Given instruction:
Determine how many lines include the word "Logrank", then give that number and nothing more.
-- Begin --
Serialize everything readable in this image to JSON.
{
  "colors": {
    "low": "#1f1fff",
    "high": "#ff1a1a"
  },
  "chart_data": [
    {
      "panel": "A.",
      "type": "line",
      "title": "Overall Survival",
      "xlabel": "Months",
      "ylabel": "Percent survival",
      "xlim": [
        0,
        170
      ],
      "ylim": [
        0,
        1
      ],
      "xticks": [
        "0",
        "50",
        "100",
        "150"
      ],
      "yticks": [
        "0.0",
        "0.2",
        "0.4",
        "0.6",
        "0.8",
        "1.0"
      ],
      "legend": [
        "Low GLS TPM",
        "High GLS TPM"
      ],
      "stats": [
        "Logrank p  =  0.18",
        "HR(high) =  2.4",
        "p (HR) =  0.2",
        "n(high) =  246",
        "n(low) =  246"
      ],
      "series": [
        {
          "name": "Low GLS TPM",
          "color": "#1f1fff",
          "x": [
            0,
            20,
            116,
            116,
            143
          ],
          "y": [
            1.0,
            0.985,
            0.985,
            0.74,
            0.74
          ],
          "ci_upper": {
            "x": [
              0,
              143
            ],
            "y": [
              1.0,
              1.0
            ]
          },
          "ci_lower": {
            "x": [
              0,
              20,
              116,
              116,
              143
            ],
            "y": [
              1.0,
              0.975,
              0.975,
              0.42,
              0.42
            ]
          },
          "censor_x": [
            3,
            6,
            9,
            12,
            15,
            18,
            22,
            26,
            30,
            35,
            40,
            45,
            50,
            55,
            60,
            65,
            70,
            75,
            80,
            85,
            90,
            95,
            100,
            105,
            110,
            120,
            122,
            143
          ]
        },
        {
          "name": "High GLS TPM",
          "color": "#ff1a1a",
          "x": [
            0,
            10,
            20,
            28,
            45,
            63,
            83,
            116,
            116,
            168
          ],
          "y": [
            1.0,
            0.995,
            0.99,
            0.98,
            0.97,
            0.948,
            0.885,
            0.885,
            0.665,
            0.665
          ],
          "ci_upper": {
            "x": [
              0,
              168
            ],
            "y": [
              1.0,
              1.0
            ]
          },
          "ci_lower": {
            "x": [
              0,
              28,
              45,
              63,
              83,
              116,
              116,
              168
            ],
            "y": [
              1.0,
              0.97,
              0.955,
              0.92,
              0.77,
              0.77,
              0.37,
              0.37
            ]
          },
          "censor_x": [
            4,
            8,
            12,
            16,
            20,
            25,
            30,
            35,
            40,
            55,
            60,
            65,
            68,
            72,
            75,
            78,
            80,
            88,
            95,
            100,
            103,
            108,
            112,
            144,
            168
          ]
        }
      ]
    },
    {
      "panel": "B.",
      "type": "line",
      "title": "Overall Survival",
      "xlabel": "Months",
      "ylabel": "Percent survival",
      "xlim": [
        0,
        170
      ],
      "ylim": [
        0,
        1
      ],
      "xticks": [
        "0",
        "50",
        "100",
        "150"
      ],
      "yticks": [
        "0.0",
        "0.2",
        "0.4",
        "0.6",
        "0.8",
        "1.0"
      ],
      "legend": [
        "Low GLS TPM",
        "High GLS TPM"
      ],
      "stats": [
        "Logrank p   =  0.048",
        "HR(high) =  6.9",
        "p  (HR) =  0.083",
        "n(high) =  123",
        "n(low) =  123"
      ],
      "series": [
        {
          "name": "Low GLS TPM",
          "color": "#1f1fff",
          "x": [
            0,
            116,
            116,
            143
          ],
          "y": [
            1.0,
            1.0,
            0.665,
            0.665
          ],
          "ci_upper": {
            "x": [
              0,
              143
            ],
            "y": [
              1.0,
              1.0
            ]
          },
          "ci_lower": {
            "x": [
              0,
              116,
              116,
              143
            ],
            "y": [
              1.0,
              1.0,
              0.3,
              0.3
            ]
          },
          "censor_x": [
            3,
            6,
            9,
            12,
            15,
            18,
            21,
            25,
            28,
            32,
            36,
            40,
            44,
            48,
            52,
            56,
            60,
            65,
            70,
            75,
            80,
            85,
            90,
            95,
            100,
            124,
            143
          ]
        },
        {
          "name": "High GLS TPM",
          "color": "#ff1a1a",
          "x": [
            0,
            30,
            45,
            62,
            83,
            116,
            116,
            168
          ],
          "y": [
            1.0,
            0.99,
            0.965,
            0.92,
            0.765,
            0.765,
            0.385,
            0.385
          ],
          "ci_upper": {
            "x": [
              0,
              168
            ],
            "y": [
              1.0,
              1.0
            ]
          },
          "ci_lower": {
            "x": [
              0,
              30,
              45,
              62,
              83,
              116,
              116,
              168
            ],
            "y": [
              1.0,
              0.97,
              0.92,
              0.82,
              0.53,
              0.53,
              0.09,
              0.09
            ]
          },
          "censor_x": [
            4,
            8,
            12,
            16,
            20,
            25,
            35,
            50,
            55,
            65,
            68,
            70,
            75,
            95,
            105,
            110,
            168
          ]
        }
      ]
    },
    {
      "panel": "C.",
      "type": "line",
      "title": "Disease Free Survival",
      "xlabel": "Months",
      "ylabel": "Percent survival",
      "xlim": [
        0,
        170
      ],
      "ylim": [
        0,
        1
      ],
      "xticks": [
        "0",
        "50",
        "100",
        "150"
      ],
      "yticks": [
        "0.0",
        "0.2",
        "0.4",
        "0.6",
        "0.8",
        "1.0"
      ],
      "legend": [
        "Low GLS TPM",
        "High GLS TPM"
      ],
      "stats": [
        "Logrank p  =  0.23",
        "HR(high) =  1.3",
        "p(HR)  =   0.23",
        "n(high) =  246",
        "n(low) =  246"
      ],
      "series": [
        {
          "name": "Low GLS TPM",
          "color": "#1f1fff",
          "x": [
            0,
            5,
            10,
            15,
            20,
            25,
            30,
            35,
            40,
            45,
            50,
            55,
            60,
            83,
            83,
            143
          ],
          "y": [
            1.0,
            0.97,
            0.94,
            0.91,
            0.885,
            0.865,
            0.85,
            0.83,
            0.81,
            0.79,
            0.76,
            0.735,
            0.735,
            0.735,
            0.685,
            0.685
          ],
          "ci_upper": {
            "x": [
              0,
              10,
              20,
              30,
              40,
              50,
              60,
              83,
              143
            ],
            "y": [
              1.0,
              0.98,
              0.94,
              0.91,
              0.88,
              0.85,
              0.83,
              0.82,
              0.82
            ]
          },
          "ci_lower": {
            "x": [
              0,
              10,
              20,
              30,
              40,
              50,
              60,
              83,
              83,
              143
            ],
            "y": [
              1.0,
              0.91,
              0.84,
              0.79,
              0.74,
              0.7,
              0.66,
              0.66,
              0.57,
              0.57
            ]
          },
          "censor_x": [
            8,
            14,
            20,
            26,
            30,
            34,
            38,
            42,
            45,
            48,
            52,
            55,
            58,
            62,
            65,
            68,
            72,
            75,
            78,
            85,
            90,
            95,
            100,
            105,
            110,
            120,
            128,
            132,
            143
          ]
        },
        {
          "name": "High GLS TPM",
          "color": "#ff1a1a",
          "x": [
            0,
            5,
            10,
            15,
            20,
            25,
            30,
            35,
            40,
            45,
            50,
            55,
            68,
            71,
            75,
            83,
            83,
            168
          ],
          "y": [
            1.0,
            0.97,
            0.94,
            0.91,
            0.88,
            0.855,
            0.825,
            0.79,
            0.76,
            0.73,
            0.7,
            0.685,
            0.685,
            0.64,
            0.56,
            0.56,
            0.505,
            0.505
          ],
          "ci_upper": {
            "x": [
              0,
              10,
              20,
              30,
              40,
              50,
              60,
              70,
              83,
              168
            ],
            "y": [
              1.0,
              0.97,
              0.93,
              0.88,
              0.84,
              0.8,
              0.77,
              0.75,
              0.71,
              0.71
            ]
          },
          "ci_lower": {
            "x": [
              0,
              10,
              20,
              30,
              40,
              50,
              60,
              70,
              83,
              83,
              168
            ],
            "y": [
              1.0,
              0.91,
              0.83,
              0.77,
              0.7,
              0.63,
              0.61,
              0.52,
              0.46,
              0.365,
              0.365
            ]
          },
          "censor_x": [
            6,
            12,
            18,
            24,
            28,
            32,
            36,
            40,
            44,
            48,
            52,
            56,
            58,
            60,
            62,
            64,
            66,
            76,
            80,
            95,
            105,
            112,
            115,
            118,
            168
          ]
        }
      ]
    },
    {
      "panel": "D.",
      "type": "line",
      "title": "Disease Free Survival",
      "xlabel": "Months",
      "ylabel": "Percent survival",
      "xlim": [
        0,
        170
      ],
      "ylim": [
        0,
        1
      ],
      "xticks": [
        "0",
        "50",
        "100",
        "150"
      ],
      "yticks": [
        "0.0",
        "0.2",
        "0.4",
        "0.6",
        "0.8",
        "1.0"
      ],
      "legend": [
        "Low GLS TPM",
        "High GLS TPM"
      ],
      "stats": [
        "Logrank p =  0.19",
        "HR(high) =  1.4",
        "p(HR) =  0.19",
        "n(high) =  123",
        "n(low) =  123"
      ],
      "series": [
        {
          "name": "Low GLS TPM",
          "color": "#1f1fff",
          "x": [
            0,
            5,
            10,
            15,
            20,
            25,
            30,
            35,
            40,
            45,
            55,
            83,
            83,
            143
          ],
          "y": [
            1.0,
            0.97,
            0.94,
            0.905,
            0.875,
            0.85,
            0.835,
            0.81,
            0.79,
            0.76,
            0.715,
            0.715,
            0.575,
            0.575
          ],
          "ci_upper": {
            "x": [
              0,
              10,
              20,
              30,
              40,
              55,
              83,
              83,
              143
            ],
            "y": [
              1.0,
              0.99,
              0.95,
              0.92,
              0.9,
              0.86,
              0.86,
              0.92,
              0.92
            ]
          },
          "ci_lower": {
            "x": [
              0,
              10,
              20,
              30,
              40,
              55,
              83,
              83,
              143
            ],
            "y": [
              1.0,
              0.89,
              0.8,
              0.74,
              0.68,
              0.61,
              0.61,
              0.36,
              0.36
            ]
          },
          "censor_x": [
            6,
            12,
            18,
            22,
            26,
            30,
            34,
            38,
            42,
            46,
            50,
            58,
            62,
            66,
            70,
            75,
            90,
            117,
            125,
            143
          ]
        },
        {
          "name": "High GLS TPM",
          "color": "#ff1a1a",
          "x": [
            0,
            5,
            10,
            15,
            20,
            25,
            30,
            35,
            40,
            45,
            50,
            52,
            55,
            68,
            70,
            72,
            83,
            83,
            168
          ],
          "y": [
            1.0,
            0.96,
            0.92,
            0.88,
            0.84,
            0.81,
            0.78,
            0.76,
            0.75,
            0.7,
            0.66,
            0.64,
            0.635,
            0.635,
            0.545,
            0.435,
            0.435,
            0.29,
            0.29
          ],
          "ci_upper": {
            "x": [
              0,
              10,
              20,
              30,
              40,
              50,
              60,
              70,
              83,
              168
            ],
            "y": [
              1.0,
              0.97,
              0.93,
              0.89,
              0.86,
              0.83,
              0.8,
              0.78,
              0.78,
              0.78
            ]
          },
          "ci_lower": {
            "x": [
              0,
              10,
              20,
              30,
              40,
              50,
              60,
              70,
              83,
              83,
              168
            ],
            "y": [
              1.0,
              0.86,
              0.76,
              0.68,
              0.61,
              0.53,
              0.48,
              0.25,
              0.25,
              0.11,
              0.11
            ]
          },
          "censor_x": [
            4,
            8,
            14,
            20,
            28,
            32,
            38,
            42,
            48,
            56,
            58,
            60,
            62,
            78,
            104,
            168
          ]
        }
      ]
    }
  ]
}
-- End --
Answer:
4